Begin Provided data

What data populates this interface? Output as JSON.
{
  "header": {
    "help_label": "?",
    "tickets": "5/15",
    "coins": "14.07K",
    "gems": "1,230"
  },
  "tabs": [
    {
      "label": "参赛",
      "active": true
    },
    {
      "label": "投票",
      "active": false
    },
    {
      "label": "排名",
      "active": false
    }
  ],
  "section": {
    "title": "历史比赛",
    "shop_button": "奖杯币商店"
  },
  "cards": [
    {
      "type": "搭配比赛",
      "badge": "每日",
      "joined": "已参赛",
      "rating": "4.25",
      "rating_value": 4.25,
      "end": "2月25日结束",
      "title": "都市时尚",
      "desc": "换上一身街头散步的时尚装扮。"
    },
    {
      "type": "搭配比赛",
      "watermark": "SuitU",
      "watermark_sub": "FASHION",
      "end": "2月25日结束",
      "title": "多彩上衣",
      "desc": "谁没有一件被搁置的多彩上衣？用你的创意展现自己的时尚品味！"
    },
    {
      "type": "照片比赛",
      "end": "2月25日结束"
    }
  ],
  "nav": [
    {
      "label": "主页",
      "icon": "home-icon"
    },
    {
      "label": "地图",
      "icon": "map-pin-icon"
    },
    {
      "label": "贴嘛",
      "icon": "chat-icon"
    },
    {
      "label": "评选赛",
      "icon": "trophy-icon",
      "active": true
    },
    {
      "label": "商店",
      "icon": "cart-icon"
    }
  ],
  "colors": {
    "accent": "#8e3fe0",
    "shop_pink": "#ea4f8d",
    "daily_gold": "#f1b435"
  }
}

End Provided data

- Do this: Reproduce all the records precisely.

- Expected answer:
What data populates this interface? Output as JSON.
{
  "header": {
    "help_label": "?",
    "tickets": "5/15",
    "coins": "14.07K",
    "gems": "1,230"
  },
  "tabs": [
    {
      "label": "参赛",
      "active": true
    },
    {
      "label": "投票",
      "active": false
    },
    {
      "label": "排名",
      "active": false
    }
  ],
  "section": {
    "title": "历史比赛",
    "shop_button": "奖杯币商店"
  },
  "cards": [
    {
      "type": "搭配比赛",
      "badge": "每日",
      "joined": "已参赛",
      "rating": "4.25",
      "rating_value": 4.25,
      "end": "2月25日结束",
      "title": "都市时尚",
      "desc": "换上一身街头散步的时尚装扮。"
    },
    {
      "type": "搭配比赛",
      "watermark": "SuitU",
      "watermark_sub": "FASHION",
      "end": "2月25日结束",
      "title": "多彩上衣",
      "desc": "谁没有一件被搁置的多彩上衣？用你的创意展现自己的时尚品味！"
    },
    {
      "type": "照片比赛",
      "end": "2月25日结束"
    }
  ],
  "nav": [
    {
      "label": "主页",
      "icon": "home-icon"
    },
    {
      "label": "地图",
      "icon": "map-pin-icon"
    },
    {
      "label": "贴嘛",
      "icon": "chat-icon"
    },
    {
      "label": "评选赛",
      "icon": "trophy-icon",
      "active": true
    },
    {
      "label": "商店",
      "icon": "cart-icon"
    }
  ],
  "colors": {
    "accent": "#8e3fe0",
    "shop_pink": "#ea4f8d",
    "daily_gold": "#f1b435"
  }
}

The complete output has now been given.